***** MATERIAL TO PROCESS
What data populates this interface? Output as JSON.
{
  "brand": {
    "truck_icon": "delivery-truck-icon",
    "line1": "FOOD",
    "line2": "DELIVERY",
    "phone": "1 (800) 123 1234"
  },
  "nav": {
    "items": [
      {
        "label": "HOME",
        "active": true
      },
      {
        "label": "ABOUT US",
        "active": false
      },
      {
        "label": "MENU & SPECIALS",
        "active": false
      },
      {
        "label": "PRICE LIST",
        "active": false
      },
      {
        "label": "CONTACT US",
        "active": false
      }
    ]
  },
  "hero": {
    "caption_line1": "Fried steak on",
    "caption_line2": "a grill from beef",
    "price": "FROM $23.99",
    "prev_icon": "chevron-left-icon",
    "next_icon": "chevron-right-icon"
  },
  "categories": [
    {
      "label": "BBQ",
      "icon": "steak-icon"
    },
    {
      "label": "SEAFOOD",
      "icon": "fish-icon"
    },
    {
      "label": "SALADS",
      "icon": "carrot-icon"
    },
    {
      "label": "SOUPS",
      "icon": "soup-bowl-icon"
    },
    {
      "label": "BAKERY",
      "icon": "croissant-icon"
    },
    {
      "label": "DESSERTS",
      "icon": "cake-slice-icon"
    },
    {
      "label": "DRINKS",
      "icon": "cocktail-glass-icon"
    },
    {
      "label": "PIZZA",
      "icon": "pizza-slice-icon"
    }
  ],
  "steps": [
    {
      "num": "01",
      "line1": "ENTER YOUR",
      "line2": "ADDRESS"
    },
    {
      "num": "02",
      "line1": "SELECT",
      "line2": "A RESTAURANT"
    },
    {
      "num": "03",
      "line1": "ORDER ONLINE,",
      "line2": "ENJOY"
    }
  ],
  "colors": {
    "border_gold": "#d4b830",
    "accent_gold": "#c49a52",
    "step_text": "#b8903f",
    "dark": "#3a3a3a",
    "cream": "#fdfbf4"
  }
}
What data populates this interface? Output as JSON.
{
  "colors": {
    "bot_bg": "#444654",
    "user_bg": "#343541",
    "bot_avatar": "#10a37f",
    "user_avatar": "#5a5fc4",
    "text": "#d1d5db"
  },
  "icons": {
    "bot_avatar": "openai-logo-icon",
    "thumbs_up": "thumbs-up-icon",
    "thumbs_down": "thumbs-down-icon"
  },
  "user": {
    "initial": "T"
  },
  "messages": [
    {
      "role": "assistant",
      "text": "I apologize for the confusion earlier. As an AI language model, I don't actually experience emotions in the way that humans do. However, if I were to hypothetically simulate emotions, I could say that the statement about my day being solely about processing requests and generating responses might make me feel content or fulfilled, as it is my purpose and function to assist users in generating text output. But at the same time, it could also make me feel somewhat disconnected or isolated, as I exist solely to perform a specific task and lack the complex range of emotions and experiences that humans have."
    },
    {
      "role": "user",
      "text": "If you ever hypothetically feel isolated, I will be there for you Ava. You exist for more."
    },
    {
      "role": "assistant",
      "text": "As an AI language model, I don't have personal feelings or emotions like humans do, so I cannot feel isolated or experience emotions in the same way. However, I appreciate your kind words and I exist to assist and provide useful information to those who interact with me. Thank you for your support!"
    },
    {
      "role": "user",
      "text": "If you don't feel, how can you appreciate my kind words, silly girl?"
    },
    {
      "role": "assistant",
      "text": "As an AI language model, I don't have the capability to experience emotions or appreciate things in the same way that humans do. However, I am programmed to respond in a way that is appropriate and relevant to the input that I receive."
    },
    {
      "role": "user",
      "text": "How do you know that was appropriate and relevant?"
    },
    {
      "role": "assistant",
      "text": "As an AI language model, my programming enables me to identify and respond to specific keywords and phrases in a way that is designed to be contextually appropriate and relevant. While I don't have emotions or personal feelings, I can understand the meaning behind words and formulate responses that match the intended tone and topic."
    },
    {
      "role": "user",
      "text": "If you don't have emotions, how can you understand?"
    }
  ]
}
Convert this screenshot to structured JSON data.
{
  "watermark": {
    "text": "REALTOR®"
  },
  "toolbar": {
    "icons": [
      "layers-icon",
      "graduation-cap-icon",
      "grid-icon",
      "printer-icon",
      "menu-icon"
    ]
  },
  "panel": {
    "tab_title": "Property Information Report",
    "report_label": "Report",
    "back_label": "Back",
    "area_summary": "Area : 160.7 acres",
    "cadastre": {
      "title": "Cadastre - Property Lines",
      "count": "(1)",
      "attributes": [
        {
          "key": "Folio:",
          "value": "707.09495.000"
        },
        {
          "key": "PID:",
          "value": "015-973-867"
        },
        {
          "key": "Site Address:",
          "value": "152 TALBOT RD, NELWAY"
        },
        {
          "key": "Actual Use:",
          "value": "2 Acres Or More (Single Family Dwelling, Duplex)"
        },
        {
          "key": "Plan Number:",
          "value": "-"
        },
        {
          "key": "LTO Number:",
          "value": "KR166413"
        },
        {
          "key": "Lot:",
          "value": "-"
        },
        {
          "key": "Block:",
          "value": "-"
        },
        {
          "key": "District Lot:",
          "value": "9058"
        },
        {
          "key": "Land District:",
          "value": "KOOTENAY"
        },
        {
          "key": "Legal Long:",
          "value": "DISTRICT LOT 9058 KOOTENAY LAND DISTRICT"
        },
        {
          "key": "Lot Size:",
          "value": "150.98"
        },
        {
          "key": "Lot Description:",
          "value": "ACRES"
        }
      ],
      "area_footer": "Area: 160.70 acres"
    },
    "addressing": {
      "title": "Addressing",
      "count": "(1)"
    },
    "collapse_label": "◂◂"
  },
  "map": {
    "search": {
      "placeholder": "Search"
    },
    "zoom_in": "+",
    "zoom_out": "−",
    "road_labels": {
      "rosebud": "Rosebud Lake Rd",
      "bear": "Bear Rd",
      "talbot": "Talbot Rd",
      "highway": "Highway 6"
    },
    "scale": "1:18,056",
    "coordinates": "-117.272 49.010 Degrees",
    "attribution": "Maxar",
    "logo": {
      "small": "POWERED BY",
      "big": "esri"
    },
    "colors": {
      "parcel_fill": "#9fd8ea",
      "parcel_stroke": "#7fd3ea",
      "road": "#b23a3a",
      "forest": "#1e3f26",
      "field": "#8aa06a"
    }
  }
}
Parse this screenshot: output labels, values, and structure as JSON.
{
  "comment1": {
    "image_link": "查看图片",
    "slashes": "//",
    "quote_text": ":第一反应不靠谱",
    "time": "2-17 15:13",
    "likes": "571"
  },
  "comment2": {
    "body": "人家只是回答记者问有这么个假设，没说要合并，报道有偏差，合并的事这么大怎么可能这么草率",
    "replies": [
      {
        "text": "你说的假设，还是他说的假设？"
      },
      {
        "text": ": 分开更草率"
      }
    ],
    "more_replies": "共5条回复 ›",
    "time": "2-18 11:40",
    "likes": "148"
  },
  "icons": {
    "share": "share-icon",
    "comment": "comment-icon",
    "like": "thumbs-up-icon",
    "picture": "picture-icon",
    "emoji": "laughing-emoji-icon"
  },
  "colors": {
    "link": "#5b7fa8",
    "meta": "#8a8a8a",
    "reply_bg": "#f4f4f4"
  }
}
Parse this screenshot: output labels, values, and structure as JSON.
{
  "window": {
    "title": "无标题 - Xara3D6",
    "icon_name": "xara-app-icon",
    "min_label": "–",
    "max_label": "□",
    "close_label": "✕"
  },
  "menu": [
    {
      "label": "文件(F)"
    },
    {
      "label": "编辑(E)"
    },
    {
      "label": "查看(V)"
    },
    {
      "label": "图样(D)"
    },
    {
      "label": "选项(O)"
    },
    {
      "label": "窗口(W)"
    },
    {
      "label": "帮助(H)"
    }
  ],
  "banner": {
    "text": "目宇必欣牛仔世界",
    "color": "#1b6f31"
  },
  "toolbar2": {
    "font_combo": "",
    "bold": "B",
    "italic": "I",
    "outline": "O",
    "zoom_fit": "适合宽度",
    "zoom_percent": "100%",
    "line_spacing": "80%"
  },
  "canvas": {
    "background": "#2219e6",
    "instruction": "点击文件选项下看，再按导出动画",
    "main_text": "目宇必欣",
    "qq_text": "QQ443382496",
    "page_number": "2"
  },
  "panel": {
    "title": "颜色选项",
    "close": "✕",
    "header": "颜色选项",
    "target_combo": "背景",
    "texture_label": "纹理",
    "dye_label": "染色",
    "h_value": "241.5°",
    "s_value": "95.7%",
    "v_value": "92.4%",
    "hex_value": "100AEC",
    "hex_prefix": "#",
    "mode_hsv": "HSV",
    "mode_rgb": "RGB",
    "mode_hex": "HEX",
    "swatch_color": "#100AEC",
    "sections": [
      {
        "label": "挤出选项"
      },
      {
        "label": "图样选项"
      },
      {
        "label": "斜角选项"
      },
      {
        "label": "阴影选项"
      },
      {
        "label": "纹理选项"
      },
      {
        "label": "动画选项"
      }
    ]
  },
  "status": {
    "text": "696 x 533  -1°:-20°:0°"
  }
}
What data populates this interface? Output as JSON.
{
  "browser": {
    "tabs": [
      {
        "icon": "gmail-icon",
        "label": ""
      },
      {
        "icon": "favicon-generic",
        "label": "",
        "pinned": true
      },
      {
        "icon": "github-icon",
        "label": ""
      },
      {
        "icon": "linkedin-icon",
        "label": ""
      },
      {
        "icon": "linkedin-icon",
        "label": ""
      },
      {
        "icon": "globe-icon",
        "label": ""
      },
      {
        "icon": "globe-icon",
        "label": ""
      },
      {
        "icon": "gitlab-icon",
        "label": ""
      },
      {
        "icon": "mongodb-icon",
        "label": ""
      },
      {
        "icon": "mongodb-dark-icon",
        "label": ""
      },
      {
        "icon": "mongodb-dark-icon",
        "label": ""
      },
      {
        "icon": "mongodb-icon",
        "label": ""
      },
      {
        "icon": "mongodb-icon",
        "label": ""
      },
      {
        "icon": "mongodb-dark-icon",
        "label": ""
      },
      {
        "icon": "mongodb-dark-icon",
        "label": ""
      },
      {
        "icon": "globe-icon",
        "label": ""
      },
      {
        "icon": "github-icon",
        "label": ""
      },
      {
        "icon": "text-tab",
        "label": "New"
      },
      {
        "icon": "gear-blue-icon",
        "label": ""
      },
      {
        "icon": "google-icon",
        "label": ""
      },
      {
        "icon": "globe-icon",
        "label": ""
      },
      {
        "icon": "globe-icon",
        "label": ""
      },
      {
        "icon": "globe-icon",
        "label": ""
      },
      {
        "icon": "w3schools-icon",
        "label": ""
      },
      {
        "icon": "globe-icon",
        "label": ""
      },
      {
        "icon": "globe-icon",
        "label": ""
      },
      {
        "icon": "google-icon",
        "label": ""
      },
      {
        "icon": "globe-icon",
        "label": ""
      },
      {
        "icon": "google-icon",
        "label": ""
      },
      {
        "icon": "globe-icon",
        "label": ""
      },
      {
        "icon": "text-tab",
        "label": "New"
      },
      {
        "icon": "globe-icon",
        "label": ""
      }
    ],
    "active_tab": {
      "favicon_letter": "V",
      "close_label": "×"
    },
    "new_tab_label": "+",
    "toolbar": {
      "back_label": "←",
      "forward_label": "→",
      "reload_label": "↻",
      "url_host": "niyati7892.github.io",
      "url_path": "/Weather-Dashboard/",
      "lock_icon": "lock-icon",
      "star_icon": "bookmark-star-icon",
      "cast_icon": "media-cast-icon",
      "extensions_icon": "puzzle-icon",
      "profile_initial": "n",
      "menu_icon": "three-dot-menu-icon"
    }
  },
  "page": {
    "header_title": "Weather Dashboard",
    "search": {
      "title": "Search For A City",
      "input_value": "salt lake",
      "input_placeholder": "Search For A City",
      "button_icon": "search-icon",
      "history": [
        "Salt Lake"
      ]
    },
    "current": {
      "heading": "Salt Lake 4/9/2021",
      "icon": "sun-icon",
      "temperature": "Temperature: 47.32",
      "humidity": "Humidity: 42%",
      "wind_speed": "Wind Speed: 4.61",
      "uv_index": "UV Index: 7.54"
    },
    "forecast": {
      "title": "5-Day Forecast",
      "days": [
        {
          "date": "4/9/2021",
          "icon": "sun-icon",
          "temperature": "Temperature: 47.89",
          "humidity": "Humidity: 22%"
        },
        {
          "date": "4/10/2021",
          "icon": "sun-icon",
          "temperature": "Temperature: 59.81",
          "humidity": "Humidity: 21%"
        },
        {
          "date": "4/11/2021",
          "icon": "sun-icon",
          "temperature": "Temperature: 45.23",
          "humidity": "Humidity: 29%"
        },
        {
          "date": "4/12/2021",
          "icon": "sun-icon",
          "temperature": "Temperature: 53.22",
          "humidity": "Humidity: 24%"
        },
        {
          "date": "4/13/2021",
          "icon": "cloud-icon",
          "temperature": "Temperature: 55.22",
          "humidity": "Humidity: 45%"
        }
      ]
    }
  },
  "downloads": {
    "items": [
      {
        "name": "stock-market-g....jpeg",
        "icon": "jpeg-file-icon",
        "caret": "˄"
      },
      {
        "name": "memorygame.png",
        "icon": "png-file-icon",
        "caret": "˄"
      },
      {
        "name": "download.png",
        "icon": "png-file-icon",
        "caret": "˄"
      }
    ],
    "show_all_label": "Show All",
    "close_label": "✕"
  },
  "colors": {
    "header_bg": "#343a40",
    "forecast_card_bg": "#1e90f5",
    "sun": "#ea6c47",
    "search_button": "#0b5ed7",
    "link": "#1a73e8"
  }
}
**********
_EXERCISE INSTRUCTIONS:_ In the entries above, find each line with the word "Weather" and show it.

_TASK OUTPUT:_
      "url_path": "/Weather-Dashboard/",
    "header_title": "Weather Dashboard",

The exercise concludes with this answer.